Description of the task: State how many lines hold the word "page", with no other words.

Entries supplied:

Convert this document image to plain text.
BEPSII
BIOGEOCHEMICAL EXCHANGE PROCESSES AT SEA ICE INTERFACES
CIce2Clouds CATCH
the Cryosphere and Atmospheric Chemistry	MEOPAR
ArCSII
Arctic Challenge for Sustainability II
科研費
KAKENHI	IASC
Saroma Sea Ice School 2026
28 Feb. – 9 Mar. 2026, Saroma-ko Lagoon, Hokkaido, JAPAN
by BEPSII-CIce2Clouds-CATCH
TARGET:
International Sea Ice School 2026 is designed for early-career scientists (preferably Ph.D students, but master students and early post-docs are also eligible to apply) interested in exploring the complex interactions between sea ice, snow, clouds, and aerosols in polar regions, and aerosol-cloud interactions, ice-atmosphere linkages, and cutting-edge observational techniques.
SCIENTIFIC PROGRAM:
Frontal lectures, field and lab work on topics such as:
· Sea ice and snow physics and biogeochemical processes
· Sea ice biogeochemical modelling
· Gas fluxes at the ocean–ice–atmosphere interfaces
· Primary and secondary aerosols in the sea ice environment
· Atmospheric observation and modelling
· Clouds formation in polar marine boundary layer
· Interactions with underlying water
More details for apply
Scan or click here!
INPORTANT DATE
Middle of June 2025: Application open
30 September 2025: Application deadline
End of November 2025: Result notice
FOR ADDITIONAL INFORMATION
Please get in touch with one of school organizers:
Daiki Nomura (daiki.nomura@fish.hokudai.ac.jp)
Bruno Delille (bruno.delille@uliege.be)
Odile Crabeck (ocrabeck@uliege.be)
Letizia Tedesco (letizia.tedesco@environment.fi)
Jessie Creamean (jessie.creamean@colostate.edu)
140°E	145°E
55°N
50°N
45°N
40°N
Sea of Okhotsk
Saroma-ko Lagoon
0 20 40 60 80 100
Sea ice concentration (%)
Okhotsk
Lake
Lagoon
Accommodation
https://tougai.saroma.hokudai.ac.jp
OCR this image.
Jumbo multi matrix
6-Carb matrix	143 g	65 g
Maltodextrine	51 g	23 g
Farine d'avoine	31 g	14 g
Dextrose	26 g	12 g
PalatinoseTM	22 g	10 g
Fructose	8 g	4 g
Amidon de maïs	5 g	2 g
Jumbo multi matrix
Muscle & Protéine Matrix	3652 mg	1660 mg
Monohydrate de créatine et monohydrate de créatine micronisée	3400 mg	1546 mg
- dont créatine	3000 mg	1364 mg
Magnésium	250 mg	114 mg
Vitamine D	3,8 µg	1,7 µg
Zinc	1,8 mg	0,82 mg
* * *
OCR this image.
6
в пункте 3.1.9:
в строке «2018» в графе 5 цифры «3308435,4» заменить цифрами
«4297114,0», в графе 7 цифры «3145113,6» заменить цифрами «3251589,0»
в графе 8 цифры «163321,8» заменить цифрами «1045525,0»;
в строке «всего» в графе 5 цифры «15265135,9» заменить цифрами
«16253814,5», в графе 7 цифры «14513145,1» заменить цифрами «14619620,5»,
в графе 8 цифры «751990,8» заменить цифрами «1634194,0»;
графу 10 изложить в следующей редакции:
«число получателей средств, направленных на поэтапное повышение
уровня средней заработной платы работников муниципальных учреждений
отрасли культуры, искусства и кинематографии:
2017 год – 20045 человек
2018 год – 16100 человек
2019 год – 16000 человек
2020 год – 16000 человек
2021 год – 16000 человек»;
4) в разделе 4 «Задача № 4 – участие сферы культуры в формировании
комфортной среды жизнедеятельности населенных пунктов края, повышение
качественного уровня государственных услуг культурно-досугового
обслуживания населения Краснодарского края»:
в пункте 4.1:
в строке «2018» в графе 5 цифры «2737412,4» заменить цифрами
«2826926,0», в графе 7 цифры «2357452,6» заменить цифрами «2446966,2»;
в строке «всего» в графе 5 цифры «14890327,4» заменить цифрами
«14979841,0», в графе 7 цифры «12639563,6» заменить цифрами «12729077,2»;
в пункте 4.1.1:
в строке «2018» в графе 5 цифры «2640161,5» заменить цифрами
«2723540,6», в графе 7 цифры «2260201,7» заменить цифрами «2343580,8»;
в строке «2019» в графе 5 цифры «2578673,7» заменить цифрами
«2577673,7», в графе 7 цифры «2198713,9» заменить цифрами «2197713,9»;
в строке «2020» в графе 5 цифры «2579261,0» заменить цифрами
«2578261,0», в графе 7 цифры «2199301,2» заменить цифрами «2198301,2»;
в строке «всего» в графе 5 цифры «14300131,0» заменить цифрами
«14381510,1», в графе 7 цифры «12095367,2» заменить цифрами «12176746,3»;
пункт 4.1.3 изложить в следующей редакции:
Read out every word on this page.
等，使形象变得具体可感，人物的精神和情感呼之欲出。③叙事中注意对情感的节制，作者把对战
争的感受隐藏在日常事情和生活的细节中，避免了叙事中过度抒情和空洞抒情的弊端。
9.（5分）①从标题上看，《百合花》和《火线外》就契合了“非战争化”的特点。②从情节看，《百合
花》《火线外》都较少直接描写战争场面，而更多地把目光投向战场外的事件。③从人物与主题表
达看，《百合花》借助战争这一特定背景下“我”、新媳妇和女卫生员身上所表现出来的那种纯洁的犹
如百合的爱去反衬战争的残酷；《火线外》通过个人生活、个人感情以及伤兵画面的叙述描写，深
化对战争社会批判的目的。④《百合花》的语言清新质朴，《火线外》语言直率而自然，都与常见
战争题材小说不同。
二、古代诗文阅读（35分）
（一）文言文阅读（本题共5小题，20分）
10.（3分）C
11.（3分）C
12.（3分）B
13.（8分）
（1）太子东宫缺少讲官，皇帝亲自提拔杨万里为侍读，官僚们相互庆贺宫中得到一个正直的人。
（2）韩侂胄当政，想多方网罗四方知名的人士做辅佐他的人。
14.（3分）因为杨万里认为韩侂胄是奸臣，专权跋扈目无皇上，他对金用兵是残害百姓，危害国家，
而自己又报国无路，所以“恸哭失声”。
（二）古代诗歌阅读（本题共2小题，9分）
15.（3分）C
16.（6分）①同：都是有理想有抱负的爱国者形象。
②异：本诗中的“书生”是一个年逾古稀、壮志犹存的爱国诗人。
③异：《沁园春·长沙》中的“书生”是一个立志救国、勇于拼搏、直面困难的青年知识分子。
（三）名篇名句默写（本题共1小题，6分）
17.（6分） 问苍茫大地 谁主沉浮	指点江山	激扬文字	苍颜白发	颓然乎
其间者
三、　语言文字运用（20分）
...
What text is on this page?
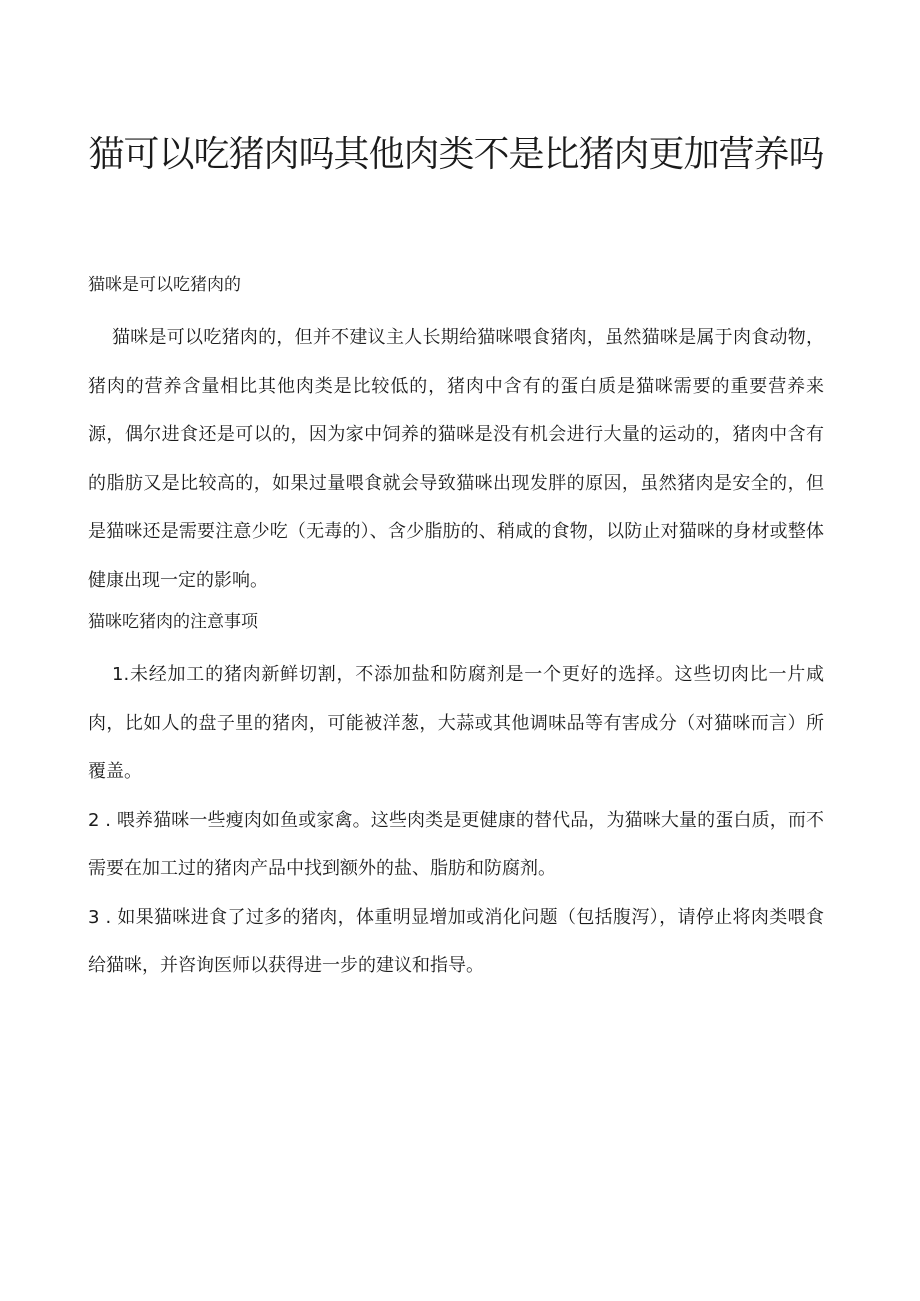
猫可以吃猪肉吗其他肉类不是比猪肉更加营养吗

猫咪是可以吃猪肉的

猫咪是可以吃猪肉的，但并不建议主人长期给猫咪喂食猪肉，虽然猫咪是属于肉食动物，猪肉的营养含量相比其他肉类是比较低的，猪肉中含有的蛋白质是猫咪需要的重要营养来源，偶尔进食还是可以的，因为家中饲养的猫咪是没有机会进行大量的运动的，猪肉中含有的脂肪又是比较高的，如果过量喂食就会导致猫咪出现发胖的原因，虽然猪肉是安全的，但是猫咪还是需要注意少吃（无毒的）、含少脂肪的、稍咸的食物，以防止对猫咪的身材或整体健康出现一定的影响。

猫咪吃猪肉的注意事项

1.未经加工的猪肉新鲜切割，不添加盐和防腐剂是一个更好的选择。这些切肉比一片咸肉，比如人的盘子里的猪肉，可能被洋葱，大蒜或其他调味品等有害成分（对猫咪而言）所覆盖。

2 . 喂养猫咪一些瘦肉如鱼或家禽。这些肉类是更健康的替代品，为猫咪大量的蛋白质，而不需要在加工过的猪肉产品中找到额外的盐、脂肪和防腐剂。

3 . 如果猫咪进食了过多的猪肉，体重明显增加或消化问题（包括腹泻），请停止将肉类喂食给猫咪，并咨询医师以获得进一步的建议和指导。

Result of this task: 2